§ PROBLEM DETAILS:
Rewrite the data below, changing every "Data sampling" to "Sampling rate" and leaving everything else untouched.
#####
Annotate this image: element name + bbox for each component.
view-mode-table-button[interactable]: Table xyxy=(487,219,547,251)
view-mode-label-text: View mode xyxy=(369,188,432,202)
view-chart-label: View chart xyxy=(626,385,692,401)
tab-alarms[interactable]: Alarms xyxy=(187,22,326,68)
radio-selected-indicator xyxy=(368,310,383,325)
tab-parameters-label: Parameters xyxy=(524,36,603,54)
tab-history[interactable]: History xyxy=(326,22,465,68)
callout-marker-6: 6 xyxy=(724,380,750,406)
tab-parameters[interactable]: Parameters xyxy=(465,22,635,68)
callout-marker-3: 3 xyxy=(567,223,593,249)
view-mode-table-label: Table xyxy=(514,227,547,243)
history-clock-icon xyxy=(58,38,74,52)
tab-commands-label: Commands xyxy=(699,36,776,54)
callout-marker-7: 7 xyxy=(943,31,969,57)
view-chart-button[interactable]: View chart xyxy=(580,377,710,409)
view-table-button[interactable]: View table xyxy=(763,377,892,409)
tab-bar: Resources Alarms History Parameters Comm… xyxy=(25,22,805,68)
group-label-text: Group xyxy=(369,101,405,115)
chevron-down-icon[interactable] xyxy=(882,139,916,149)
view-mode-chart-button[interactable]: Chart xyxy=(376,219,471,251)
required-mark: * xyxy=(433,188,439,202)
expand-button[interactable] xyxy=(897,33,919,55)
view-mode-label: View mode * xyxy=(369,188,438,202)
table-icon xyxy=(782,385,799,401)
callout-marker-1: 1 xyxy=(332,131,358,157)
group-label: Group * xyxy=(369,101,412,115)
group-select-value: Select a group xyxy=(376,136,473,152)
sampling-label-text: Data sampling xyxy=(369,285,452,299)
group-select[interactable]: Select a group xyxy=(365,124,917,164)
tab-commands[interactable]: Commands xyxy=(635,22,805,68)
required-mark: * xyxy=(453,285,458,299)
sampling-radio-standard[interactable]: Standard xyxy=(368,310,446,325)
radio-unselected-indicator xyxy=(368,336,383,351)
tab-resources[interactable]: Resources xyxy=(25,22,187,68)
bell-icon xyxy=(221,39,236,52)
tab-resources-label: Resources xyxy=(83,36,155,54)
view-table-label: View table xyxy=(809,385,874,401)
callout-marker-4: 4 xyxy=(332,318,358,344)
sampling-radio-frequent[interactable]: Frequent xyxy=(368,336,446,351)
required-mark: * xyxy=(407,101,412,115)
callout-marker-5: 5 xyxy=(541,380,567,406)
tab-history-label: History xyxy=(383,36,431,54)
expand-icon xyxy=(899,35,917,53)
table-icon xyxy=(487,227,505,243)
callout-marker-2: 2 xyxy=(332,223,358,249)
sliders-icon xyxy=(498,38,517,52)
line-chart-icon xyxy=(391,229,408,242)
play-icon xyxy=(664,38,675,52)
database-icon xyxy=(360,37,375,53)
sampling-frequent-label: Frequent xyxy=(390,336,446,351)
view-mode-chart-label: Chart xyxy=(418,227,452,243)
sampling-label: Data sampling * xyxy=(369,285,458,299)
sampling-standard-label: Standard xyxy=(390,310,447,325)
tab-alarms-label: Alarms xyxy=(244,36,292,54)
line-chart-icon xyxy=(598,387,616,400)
#####
§ FULL OUTPUT:
Annotate this image: element name + bbox for each component.
view-mode-table-button[interactable]: Table xyxy=(487,219,547,251)
view-mode-label-text: View mode xyxy=(369,188,432,202)
view-chart-label: View chart xyxy=(626,385,692,401)
tab-alarms[interactable]: Alarms xyxy=(187,22,326,68)
radio-selected-indicator xyxy=(368,310,383,325)
tab-parameters-label: Parameters xyxy=(524,36,603,54)
tab-history[interactable]: History xyxy=(326,22,465,68)
callout-marker-6: 6 xyxy=(724,380,750,406)
tab-parameters[interactable]: Parameters xyxy=(465,22,635,68)
callout-marker-3: 3 xyxy=(567,223,593,249)
view-mode-table-label: Table xyxy=(514,227,547,243)
history-clock-icon xyxy=(58,38,74,52)
tab-commands-label: Commands xyxy=(699,36,776,54)
callout-marker-7: 7 xyxy=(943,31,969,57)
view-chart-button[interactable]: View chart xyxy=(580,377,710,409)
view-table-button[interactable]: View table xyxy=(763,377,892,409)
tab-bar: Resources Alarms History Parameters Comm… xyxy=(25,22,805,68)
group-label-text: Group xyxy=(369,101,405,115)
chevron-down-icon[interactable] xyxy=(882,139,916,149)
view-mode-chart-button[interactable]: Chart xyxy=(376,219,471,251)
required-mark: * xyxy=(433,188,439,202)
expand-button[interactable] xyxy=(897,33,919,55)
view-mode-label: View mode * xyxy=(369,188,438,202)
table-icon xyxy=(782,385,799,401)
callout-marker-1: 1 xyxy=(332,131,358,157)
group-label: Group * xyxy=(369,101,412,115)
group-select-value: Select a group xyxy=(376,136,473,152)
sampling-label-text: Sampling rate xyxy=(369,285,452,299)
group-select[interactable]: Select a group xyxy=(365,124,917,164)
tab-commands[interactable]: Commands xyxy=(635,22,805,68)
required-mark: * xyxy=(453,285,458,299)
sampling-radio-standard[interactable]: Standard xyxy=(368,310,446,325)
radio-unselected-indicator xyxy=(368,336,383,351)
tab-resources[interactable]: Resources xyxy=(25,22,187,68)
bell-icon xyxy=(221,39,236,52)
tab-resources-label: Resources xyxy=(83,36,155,54)
view-table-label: View table xyxy=(809,385,874,401)
callout-marker-4: 4 xyxy=(332,318,358,344)
sampling-radio-frequent[interactable]: Frequent xyxy=(368,336,446,351)
required-mark: * xyxy=(407,101,412,115)
callout-marker-5: 5 xyxy=(541,380,567,406)
tab-history-label: History xyxy=(383,36,431,54)
expand-icon xyxy=(899,35,917,53)
table-icon xyxy=(487,227,505,243)
callout-marker-2: 2 xyxy=(332,223,358,249)
sliders-icon xyxy=(498,38,517,52)
line-chart-icon xyxy=(391,229,408,242)
play-icon xyxy=(664,38,675,52)
database-icon xyxy=(360,37,375,53)
sampling-frequent-label: Frequent xyxy=(390,336,446,351)
view-mode-chart-label: Chart xyxy=(418,227,452,243)
sampling-label: Sampling rate * xyxy=(369,285,458,299)
sampling-standard-label: Standard xyxy=(390,310,447,325)
tab-alarms-label: Alarms xyxy=(244,36,292,54)
line-chart-icon xyxy=(598,387,616,400)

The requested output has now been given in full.